=== The task ===
Gather up the lines with the word "ioadresse" in them.

=== Stored rows ===
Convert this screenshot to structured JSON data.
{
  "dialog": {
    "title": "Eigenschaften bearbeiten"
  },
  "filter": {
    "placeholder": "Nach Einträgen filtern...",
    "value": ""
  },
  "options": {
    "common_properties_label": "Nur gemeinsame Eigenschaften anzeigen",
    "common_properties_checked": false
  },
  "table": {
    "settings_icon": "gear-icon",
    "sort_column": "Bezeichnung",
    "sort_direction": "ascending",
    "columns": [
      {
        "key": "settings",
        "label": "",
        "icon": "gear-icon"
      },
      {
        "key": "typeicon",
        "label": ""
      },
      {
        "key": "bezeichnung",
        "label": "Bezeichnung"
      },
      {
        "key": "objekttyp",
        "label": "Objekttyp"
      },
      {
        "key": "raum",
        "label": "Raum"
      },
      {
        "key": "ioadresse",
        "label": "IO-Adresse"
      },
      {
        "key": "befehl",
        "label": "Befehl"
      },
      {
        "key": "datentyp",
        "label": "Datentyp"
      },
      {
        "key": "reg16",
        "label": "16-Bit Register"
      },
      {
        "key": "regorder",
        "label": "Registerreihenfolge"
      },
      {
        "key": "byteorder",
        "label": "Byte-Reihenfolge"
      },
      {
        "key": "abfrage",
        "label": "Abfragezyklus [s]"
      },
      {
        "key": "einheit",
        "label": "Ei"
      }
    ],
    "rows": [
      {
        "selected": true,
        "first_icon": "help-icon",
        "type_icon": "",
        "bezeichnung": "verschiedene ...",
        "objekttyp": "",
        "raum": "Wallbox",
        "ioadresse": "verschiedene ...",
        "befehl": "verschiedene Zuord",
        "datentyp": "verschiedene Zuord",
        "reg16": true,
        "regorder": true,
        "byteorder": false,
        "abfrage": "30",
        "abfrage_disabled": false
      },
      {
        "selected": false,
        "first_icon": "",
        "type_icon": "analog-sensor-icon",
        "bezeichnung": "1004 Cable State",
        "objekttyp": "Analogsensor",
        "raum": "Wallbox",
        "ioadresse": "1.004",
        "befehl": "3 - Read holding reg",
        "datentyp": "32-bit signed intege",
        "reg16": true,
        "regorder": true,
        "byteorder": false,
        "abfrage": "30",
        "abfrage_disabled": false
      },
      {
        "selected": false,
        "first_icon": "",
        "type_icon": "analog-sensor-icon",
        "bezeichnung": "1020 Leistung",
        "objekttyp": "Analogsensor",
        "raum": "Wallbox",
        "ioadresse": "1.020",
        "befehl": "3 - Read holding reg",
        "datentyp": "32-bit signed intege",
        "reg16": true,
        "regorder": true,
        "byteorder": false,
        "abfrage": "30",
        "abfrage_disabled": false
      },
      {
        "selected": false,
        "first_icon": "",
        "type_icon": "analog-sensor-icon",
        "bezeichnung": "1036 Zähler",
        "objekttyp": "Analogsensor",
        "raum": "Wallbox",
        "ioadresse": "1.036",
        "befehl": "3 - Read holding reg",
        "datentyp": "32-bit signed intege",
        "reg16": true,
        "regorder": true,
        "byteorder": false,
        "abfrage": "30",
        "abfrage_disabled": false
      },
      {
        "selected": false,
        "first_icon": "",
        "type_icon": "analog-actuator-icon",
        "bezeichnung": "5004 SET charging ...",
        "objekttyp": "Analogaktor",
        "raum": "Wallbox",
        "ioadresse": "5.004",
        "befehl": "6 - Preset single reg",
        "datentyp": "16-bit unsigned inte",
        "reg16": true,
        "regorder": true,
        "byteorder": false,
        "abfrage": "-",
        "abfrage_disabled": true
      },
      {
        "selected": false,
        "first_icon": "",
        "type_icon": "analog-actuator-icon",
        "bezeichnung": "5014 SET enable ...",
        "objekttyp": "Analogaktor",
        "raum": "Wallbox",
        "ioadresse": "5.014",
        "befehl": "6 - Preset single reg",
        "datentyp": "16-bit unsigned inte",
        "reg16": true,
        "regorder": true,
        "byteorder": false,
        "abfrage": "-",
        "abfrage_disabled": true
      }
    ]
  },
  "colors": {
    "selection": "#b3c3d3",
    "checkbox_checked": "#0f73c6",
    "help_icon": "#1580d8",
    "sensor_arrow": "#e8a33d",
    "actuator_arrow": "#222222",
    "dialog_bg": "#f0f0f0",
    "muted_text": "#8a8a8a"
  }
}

=== Result of the task ===
        "key": "ioadresse",
        "ioadresse": "verschiedene ...",
        "ioadresse": "1.004",
        "ioadresse": "1.020",
        "ioadresse": "1.036",
        "ioadresse": "5.004",
        "ioadresse": "5.014",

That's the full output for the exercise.